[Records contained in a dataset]

───

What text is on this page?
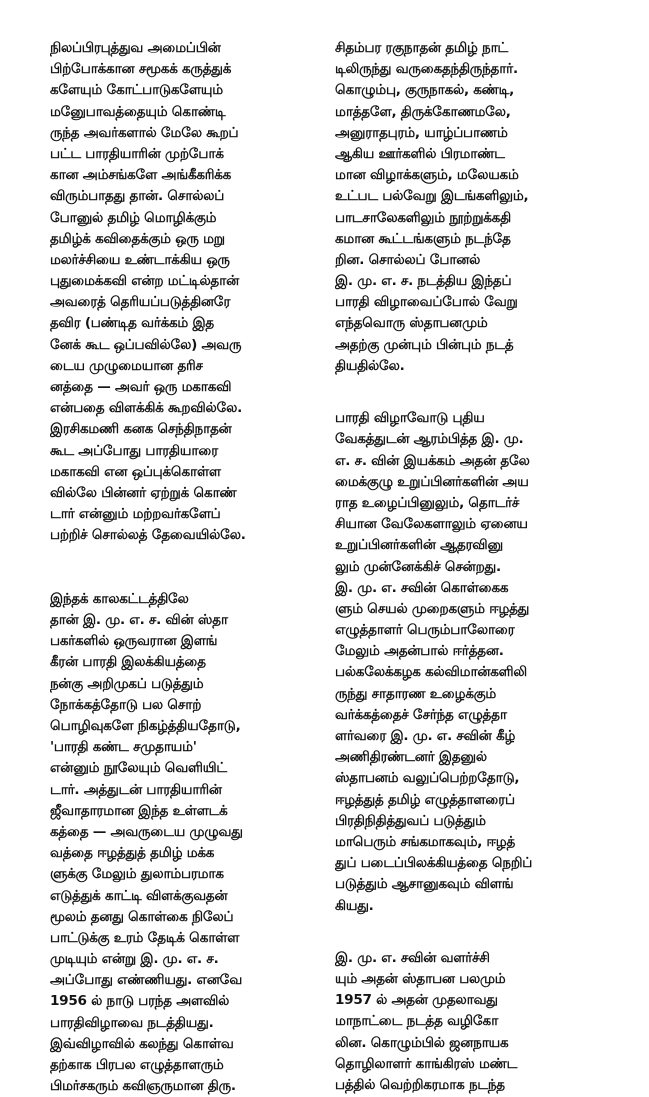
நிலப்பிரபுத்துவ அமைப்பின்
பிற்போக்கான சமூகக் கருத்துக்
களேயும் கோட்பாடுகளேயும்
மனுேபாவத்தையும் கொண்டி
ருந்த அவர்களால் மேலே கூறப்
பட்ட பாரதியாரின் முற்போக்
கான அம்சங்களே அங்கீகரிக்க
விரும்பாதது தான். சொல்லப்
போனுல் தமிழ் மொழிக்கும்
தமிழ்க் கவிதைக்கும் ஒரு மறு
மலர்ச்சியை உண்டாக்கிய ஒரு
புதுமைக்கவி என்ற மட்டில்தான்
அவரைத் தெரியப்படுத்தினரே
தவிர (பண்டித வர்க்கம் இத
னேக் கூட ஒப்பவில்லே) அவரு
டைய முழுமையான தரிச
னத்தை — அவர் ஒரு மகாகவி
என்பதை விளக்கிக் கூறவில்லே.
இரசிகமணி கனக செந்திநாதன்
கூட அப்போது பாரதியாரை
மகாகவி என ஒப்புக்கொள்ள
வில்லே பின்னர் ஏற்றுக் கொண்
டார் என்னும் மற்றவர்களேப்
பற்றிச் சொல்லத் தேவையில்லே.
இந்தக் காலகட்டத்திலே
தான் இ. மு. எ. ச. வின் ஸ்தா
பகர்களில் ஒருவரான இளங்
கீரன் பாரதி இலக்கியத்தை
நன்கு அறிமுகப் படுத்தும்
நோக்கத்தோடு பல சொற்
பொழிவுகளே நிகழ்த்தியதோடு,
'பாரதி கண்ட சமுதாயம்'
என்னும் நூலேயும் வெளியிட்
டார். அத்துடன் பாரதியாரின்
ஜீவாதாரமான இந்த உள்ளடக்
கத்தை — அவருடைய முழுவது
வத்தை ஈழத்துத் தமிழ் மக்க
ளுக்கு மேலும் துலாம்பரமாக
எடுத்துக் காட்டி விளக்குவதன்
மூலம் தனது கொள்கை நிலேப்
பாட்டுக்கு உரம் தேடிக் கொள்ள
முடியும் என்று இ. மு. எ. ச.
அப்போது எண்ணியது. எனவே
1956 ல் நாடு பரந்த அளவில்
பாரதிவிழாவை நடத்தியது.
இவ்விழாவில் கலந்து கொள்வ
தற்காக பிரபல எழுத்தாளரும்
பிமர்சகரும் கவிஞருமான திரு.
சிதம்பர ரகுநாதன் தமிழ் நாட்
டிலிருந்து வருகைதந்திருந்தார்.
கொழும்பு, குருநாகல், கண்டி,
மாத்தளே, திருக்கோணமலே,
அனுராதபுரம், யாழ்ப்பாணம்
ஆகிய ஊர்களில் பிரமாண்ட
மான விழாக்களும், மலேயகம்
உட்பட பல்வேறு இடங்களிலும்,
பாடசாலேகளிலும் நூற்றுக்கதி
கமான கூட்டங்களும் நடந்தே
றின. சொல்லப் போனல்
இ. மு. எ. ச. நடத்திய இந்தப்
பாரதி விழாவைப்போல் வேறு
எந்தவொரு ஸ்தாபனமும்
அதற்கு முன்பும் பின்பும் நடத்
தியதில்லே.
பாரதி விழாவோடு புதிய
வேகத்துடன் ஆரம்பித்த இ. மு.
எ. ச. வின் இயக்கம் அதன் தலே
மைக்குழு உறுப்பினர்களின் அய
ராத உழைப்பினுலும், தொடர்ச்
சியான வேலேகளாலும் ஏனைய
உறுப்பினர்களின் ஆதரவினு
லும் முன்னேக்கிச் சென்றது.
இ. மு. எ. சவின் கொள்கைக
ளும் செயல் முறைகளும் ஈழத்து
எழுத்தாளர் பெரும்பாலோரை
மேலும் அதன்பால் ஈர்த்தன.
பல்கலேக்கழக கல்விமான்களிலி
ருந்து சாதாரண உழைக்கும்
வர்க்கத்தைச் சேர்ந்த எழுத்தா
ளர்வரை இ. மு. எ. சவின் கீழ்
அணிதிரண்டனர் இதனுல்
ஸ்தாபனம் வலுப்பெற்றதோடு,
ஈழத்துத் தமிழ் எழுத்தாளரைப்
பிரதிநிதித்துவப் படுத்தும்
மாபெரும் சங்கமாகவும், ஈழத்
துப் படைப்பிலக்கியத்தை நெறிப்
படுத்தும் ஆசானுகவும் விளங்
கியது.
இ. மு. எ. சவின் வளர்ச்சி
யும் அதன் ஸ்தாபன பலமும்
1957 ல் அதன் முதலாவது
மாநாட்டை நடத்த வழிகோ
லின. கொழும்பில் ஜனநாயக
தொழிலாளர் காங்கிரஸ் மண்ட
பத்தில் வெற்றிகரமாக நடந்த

───

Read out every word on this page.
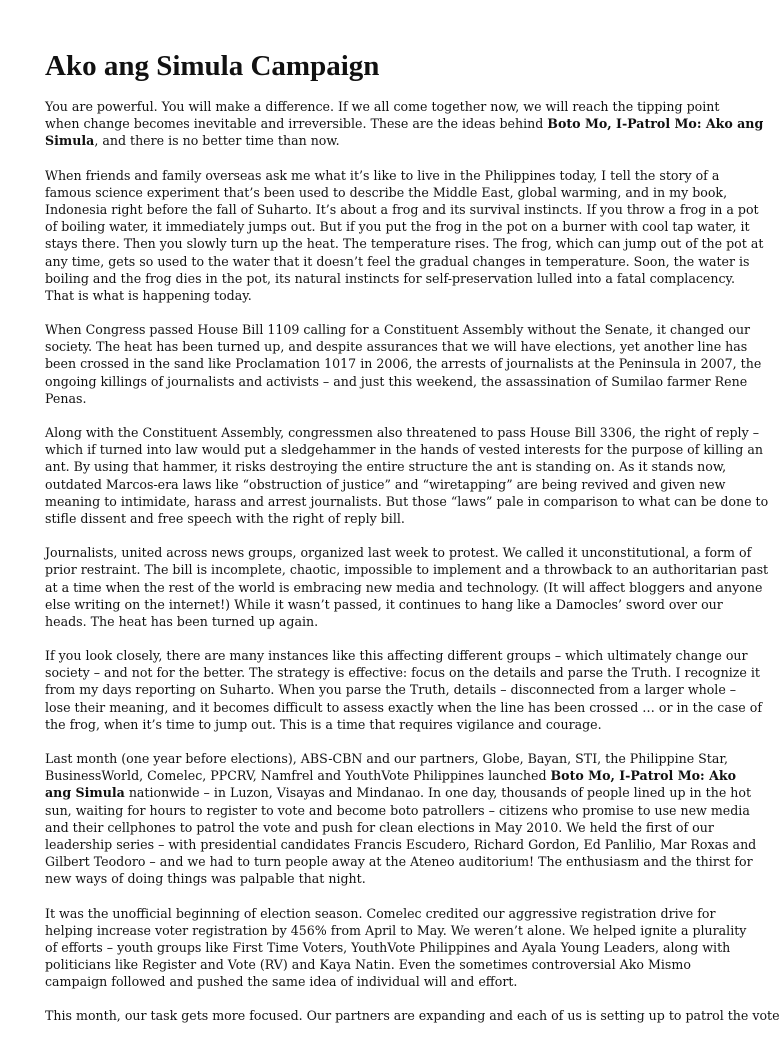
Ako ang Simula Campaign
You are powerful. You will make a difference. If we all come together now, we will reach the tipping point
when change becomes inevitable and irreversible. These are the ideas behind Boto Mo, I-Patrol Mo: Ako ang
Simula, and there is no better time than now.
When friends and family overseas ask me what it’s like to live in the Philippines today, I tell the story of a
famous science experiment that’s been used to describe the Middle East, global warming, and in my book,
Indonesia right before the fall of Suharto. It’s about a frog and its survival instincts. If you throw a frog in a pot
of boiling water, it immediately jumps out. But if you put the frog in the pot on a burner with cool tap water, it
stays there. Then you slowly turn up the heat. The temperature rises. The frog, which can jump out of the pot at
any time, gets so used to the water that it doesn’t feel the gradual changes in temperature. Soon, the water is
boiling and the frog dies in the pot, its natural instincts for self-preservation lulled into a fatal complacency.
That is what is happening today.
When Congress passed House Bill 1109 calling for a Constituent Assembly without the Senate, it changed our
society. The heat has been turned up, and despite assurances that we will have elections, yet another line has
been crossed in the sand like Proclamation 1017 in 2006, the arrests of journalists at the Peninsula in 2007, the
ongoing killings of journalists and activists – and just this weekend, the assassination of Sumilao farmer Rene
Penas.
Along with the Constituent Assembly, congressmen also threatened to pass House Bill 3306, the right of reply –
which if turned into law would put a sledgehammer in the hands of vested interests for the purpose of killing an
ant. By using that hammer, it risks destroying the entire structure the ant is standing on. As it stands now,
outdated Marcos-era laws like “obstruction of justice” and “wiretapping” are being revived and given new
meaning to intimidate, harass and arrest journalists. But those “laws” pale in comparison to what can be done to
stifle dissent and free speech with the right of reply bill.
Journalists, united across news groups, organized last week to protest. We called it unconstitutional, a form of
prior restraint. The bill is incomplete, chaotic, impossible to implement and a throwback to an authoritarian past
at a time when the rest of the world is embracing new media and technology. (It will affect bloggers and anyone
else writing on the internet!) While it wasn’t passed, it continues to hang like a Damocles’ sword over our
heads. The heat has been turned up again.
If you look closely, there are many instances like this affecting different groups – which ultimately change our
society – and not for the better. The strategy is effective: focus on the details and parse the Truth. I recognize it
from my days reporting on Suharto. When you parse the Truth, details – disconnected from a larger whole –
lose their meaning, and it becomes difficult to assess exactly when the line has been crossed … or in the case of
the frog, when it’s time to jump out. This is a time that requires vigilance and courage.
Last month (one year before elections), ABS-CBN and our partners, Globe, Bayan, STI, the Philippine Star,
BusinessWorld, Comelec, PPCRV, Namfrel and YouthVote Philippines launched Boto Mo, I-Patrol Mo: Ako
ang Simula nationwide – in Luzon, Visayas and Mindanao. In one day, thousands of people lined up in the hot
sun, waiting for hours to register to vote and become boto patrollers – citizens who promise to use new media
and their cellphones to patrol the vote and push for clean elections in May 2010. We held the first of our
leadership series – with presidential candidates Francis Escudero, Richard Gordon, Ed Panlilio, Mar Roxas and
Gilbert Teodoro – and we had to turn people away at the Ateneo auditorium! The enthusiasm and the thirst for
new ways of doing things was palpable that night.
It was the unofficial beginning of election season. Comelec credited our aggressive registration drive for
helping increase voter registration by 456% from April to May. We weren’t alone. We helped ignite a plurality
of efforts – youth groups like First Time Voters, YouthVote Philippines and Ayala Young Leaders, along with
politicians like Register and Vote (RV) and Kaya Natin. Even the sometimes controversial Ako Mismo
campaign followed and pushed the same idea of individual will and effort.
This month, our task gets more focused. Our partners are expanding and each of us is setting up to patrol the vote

───

REQUIREMENT: Identify the lines above that contain the word "into", then copy them.

FINISHED ANSWER:
boiling and the frog dies in the pot, its natural instincts for self-preservation lulled into a fatal complacency.
which if turned into law would put a sledgehammer in the hands of vested interests for the purpose of killing an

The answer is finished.